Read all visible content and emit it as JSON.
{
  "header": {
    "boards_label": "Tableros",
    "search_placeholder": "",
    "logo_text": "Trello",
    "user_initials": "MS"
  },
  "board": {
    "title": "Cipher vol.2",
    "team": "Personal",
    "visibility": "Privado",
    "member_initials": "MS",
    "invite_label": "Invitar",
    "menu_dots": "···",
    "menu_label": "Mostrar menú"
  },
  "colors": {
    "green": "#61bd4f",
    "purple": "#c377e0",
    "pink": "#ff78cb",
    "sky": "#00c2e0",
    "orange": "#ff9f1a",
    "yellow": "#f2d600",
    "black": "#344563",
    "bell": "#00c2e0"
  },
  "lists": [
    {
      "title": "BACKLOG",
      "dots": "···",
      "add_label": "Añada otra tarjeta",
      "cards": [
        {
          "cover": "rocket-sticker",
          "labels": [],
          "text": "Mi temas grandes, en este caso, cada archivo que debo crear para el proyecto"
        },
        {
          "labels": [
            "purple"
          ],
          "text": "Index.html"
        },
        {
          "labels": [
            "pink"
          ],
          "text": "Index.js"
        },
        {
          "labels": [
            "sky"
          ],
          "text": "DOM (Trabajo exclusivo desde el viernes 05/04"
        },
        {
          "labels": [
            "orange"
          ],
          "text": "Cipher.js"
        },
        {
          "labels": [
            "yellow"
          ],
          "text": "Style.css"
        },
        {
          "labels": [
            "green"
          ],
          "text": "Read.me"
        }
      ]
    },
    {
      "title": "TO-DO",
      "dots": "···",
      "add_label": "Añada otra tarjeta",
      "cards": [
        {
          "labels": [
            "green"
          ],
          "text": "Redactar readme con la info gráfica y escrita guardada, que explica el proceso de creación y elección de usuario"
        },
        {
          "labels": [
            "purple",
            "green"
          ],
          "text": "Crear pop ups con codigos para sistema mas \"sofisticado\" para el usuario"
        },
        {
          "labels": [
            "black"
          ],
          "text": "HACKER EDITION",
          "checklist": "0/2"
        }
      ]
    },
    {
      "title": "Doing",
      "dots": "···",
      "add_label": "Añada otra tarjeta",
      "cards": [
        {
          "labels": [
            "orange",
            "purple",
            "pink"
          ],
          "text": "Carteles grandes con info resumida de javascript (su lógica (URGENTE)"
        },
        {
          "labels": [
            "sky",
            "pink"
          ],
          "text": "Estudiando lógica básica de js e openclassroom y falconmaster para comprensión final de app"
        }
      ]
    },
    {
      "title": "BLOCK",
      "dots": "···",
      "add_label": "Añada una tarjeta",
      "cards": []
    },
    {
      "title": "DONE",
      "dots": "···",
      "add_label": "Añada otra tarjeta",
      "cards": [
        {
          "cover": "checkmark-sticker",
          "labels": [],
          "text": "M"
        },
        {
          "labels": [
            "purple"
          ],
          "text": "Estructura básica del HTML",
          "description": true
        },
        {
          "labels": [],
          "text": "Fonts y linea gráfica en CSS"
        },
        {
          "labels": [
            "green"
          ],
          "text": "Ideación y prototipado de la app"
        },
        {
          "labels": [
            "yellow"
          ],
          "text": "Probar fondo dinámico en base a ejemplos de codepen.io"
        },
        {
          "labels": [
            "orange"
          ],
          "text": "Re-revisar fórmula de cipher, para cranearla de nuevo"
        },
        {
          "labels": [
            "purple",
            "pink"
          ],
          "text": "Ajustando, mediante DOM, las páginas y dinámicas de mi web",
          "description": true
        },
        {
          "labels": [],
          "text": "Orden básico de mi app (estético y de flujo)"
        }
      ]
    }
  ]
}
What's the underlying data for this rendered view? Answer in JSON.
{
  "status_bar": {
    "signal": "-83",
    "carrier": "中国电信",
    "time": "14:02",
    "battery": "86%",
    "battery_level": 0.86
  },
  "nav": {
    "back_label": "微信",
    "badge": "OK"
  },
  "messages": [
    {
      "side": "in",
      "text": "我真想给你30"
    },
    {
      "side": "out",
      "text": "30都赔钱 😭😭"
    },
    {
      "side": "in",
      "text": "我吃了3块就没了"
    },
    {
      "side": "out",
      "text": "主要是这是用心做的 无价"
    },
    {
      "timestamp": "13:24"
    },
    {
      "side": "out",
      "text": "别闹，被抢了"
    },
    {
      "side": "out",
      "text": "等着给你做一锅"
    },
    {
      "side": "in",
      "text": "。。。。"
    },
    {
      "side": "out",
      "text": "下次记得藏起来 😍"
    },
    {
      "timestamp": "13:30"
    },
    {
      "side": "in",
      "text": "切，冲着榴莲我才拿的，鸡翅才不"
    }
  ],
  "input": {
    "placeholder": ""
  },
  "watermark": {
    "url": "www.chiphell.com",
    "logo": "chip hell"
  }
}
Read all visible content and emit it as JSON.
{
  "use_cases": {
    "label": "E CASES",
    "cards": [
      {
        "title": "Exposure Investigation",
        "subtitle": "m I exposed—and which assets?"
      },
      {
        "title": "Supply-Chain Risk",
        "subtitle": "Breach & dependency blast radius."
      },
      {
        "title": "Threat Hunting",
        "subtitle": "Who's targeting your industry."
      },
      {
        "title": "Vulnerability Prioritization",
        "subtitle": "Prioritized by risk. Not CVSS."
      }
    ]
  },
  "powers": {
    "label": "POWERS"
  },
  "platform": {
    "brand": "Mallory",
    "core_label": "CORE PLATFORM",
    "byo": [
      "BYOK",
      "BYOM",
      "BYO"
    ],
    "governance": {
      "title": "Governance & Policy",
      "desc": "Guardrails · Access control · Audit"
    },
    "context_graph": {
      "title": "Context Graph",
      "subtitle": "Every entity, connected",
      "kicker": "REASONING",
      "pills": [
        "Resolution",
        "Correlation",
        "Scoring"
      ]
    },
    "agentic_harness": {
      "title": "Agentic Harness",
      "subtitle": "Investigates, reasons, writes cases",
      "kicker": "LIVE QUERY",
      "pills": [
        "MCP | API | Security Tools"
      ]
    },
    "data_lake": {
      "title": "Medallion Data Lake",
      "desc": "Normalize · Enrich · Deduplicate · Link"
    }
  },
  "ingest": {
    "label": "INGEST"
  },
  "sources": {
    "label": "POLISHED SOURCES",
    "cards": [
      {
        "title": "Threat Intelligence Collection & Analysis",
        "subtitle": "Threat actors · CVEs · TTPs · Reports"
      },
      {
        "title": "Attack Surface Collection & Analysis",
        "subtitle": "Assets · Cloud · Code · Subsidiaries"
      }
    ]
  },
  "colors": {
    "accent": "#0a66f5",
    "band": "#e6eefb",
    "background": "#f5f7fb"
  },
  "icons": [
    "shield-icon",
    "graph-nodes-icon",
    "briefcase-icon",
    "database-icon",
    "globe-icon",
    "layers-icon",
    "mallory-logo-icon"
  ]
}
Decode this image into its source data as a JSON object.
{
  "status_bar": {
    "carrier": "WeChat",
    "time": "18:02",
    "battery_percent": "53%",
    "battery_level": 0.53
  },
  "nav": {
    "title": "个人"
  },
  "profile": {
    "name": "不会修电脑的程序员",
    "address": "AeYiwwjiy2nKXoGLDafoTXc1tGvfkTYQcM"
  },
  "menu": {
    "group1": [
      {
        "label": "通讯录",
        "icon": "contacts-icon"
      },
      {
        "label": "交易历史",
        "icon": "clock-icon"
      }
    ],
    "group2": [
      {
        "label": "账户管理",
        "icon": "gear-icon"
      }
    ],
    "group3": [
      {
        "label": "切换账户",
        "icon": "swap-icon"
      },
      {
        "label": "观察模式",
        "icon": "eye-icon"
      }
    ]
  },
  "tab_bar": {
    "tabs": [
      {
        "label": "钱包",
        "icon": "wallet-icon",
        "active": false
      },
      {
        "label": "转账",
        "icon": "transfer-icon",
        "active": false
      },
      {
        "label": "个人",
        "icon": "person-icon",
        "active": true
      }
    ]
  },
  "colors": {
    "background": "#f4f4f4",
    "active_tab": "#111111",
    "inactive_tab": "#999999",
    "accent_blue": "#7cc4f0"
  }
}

....................

> YOUR GOAL:
Filter the listing above by the word "orange"; copy each line that passes.

> SOLUTION FOR THIS PROBLEM:
    "orange": "#ff9f1a",
            "orange"
            "orange",
            "orange"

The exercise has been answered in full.